- **Aim**: From the entries below, copy every line holding the word "index".

- **Raw records**:
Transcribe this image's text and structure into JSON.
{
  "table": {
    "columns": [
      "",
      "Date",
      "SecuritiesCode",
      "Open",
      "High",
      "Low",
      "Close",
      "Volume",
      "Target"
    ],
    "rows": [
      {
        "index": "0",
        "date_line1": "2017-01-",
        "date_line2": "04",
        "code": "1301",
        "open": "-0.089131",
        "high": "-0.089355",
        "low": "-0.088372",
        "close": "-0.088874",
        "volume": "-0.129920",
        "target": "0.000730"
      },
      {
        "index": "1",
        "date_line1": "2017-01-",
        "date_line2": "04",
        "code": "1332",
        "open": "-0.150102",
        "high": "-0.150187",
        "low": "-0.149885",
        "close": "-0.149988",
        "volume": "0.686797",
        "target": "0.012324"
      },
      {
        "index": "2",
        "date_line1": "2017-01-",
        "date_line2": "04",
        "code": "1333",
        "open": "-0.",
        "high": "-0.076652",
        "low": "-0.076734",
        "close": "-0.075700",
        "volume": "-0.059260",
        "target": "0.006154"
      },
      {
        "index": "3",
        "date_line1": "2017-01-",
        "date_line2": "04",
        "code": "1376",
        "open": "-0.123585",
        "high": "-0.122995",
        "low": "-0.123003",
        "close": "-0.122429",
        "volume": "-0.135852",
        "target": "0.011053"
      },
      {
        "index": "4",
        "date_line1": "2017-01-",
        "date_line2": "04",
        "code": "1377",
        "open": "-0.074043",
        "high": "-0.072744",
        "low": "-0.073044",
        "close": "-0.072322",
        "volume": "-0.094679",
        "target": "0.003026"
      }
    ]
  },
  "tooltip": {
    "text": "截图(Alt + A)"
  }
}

- **Exercise answer**:
        "index": "0",
        "index": "1",
        "index": "2",
        "index": "3",
        "index": "4",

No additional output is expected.